* Stated problem: In the listing below, locate the lines bearing the word "Toncoin". Copy every one of them.

* Record extracts:

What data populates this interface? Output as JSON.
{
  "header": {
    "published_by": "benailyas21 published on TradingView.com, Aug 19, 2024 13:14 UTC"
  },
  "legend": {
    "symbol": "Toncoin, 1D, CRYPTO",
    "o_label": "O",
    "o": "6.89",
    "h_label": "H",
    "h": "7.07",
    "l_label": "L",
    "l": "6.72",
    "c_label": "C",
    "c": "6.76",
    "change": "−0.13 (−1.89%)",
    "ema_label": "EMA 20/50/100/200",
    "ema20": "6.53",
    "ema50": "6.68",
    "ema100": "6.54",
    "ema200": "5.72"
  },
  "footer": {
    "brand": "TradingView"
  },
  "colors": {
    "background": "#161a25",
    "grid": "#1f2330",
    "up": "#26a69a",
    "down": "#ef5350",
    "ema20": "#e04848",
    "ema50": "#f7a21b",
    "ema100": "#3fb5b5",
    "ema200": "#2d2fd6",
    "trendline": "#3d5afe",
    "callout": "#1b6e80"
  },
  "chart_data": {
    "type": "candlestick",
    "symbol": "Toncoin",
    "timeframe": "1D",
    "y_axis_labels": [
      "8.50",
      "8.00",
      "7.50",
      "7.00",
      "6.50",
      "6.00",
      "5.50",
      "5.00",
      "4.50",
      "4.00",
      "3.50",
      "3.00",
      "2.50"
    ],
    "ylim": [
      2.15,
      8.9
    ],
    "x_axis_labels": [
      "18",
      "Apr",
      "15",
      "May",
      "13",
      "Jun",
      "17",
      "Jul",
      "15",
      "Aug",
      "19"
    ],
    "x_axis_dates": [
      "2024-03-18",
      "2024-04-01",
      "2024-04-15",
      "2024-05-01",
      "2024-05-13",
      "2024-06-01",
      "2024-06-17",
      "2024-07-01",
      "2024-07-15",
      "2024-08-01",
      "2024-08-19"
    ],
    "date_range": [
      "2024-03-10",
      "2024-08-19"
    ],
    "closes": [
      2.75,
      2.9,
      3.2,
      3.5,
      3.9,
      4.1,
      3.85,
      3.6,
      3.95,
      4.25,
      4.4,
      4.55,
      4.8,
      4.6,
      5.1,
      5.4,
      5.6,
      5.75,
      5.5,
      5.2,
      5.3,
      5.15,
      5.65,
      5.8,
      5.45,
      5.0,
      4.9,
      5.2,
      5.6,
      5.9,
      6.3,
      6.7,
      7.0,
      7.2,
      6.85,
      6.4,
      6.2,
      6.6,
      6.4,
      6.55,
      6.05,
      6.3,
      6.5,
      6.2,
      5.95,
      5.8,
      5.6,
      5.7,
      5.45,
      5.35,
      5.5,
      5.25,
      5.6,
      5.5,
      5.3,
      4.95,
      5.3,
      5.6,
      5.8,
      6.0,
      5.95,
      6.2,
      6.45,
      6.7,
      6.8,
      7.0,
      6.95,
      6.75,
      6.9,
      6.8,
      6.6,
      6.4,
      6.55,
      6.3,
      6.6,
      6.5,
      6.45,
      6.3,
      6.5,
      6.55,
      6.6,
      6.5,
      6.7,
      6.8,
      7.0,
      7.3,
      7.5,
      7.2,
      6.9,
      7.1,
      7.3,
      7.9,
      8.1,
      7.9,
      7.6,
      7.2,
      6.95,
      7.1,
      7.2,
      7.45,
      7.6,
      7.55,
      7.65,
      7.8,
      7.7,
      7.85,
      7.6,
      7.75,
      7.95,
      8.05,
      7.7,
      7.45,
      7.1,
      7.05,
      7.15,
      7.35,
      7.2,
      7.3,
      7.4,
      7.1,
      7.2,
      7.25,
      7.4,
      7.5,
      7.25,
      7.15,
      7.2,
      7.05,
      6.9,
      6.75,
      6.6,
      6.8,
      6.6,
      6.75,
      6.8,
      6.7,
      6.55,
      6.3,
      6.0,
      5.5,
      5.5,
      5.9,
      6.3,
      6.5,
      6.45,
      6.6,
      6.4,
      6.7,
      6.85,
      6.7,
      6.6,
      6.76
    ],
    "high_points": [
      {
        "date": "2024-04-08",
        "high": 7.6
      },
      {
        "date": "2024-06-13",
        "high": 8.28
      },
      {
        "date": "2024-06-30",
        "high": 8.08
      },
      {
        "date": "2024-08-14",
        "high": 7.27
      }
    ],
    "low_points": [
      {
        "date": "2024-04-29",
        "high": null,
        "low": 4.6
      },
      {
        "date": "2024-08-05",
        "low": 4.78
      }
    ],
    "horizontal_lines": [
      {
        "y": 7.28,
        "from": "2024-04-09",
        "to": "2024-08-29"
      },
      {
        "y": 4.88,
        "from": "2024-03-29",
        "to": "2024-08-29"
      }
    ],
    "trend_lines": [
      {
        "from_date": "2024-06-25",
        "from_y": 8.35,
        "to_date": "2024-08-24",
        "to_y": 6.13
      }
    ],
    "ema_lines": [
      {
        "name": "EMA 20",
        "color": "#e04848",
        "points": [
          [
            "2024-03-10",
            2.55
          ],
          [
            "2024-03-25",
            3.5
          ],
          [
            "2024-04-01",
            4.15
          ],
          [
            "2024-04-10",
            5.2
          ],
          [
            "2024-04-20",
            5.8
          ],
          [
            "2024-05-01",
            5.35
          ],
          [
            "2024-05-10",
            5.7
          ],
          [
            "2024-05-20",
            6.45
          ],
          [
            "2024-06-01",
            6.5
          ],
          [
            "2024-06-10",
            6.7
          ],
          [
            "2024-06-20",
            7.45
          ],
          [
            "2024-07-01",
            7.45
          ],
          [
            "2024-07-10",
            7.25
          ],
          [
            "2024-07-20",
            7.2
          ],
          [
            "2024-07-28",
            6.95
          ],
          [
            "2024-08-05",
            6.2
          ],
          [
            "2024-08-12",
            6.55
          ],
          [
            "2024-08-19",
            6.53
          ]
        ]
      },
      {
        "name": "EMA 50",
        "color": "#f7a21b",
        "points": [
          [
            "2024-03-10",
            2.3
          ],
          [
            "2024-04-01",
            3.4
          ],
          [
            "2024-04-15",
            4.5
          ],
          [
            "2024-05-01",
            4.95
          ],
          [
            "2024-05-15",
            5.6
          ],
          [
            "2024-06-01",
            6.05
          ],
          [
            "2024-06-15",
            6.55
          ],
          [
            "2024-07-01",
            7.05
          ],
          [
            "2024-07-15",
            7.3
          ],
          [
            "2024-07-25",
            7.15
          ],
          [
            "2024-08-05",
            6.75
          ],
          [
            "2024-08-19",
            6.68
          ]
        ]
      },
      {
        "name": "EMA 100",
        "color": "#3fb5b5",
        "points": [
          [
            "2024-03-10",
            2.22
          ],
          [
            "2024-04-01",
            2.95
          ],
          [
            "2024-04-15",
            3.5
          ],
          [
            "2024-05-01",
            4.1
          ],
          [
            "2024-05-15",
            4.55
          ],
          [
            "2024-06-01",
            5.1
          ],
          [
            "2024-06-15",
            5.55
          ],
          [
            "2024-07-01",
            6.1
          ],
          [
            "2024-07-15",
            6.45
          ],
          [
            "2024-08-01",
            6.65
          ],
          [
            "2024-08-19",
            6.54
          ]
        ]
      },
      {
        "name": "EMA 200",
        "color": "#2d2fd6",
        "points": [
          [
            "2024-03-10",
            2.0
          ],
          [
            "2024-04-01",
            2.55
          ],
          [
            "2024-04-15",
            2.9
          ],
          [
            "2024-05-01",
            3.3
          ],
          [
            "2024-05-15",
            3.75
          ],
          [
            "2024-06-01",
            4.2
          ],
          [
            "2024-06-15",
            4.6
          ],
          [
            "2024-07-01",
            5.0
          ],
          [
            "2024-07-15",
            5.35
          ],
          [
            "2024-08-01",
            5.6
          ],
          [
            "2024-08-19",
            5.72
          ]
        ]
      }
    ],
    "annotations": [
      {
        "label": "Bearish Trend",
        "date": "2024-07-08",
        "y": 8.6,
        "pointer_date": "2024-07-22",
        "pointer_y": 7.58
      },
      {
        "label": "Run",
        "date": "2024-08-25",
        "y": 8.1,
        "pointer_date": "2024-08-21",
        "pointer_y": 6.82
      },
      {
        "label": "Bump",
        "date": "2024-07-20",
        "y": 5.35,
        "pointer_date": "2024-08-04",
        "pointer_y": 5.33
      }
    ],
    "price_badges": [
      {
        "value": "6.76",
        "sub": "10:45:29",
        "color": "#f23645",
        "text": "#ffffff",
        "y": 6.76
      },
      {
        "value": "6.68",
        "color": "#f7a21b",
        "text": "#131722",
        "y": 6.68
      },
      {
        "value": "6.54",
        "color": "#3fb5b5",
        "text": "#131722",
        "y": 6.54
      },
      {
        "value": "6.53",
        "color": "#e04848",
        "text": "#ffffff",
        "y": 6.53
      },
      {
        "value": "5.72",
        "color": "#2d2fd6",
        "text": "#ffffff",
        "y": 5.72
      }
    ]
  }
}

* Final result:
    "symbol": "Toncoin, 1D, CRYPTO",
    "symbol": "Toncoin",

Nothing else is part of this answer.